Below are the records; collect from them each line containing the string "image".

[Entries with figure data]
....

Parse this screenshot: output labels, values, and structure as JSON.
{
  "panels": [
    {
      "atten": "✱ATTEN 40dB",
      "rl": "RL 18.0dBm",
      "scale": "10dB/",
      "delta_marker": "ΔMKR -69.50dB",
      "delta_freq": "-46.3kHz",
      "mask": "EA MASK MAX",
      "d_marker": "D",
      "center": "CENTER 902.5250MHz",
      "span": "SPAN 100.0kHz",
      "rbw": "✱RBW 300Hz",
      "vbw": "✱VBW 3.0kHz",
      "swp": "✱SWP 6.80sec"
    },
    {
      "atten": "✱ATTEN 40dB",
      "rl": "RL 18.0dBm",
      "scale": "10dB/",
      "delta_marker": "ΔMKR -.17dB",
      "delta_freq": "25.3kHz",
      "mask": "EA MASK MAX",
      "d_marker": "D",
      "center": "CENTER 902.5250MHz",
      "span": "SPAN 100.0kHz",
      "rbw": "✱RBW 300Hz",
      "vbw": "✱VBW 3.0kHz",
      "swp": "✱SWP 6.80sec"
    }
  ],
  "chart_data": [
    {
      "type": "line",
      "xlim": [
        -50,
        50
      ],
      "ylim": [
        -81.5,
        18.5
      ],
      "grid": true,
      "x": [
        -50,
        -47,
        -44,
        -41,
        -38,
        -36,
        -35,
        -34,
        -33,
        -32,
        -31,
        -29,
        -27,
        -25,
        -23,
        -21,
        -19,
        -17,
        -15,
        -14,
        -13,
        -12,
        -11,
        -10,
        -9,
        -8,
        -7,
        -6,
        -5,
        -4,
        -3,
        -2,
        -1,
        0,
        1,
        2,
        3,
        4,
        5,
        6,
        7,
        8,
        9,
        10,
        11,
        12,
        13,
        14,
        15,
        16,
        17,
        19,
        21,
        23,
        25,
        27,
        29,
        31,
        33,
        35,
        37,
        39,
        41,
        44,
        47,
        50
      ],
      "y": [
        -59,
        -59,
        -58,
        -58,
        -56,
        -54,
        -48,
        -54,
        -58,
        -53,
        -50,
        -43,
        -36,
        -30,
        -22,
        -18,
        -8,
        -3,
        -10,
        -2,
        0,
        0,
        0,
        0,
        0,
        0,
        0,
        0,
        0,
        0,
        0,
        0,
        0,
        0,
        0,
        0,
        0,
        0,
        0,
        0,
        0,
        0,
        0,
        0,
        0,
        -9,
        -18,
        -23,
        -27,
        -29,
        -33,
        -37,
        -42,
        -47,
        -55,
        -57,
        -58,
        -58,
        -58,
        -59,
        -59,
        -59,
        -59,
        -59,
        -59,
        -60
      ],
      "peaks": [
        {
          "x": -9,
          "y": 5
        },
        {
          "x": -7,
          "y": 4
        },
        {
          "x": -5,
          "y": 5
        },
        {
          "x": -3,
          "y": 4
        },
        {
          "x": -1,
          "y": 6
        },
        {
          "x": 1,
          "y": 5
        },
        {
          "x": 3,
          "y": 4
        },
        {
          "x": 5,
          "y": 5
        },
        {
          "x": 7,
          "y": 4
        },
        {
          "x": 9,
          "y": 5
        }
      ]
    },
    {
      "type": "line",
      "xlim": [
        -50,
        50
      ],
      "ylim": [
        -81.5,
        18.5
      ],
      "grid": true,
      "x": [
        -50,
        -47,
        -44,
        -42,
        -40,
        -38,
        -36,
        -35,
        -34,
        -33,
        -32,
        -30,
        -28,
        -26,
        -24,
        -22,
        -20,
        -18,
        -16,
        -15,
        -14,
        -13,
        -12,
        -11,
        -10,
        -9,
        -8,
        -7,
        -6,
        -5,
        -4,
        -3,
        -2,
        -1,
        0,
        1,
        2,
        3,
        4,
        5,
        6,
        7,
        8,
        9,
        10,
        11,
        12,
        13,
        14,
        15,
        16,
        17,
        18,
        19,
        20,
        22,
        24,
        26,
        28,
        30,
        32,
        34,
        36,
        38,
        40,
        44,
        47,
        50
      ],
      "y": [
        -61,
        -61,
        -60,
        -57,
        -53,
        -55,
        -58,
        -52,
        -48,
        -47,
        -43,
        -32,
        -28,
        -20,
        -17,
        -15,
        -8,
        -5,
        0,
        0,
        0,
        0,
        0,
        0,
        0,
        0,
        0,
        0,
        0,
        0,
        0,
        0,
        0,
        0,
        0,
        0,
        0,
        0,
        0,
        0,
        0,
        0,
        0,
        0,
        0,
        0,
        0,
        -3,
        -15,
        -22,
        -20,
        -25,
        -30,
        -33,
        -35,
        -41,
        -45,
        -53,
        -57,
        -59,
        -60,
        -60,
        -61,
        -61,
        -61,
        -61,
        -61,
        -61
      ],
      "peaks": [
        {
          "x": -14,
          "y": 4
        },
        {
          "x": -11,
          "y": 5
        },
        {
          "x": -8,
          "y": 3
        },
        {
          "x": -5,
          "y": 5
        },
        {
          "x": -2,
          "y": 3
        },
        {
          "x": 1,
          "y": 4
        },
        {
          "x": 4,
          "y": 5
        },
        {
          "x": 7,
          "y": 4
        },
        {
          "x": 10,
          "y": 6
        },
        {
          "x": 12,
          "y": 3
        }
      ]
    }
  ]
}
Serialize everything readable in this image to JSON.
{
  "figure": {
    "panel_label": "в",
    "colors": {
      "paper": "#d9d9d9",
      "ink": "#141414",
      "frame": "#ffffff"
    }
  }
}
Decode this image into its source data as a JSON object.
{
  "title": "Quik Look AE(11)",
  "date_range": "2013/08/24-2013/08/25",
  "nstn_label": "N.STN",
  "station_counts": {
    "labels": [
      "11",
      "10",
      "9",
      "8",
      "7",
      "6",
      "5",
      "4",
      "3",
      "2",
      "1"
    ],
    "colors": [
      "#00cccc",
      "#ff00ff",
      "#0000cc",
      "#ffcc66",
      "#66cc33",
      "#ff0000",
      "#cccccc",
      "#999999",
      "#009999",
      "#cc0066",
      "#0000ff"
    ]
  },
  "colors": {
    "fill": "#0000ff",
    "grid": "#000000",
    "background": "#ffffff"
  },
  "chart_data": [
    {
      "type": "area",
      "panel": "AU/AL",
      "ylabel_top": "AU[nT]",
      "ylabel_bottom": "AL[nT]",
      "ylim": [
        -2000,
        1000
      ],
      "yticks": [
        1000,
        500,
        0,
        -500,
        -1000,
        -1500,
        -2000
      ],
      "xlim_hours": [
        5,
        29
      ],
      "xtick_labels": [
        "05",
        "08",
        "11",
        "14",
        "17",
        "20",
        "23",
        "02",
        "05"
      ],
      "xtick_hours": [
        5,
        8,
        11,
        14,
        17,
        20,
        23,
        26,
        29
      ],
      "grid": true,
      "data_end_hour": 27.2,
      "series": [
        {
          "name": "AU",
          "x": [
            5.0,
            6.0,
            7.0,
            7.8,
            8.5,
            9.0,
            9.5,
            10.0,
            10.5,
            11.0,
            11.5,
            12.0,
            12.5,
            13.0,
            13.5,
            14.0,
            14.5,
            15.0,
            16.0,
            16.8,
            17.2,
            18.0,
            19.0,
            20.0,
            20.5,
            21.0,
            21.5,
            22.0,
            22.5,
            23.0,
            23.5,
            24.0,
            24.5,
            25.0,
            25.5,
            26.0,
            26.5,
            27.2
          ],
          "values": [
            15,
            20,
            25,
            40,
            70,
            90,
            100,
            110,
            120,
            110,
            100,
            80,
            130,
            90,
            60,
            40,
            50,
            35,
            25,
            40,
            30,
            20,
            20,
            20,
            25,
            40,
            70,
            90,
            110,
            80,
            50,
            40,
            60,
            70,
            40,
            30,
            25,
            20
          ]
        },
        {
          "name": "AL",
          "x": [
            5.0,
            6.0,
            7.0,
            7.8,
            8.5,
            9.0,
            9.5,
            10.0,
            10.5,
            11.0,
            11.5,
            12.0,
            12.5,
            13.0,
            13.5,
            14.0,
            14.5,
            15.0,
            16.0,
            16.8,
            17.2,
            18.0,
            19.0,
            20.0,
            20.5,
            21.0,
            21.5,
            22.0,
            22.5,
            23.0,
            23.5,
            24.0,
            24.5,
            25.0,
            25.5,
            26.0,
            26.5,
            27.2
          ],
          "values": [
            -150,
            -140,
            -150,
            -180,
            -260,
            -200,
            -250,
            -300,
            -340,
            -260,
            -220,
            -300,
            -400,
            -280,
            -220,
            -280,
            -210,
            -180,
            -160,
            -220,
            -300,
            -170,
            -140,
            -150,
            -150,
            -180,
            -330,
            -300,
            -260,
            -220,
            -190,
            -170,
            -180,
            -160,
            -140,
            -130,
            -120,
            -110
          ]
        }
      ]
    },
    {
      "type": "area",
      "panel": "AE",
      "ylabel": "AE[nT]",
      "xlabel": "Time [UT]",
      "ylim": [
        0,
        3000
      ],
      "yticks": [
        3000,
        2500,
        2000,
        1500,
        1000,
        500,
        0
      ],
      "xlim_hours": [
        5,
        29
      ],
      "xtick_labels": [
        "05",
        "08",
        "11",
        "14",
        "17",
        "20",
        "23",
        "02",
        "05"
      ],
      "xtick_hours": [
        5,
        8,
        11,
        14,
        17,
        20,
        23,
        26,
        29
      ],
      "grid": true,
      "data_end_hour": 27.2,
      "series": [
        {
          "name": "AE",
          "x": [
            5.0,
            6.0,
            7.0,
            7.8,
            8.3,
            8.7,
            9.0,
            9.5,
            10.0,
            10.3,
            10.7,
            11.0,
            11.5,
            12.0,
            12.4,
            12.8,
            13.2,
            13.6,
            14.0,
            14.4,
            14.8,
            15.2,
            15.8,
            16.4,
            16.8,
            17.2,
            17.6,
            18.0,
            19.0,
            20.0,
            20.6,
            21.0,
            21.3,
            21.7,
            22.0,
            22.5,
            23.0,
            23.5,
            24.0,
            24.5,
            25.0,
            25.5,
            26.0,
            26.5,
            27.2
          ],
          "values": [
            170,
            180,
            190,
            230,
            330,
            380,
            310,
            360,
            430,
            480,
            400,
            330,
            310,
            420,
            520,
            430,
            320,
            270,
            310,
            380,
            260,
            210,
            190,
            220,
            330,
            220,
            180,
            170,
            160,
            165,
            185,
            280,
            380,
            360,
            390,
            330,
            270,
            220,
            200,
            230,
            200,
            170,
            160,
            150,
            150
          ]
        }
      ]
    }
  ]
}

....

▶ **Solution to the exercise**
Serialize everything readable in this image to JSON.
Decode this image into its source data as a JSON object.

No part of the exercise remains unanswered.